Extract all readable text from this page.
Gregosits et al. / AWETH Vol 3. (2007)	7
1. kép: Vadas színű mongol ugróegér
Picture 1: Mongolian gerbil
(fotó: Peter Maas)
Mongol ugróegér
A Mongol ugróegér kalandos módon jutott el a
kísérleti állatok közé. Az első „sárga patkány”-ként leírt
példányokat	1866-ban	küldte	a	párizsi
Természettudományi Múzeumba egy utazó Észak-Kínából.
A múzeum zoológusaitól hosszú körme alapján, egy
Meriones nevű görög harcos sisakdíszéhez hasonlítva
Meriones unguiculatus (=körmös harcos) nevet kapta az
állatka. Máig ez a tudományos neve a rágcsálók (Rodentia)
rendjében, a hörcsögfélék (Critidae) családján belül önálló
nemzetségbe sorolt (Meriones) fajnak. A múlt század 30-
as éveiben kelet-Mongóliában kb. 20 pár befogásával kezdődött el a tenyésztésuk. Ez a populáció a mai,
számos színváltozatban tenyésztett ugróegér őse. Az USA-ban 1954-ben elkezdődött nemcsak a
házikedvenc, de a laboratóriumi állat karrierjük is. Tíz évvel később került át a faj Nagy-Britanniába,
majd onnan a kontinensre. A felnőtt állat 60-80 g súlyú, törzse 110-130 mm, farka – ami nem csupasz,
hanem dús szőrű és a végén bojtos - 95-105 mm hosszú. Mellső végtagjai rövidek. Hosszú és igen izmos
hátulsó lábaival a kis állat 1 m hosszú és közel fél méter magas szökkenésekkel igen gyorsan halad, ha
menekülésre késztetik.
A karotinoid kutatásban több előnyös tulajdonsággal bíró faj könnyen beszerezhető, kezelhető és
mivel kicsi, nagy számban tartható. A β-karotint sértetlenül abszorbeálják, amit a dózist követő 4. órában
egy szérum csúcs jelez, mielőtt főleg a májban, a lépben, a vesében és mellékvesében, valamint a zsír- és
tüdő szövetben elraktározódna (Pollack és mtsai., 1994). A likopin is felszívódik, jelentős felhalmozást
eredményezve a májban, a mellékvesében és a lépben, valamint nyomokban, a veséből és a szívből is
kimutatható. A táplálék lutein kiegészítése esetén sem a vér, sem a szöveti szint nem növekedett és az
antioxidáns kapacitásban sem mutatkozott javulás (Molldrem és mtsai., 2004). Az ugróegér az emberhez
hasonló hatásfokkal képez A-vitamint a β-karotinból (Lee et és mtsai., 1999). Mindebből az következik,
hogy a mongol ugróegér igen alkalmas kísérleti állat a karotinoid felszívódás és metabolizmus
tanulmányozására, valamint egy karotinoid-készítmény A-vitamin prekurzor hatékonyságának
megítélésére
___
■ EXERCISE DIRECTIONS
Each line with the string "kísérleti" in it needs to be found and copied.

■ SOLVED PROBLEM
kísérleti állatok közé. Az első „sárga patkány”-ként leírt
hogy a mongol ugróegér igen alkalmas kísérleti állat a karotinoid felszívódás és metabolizmus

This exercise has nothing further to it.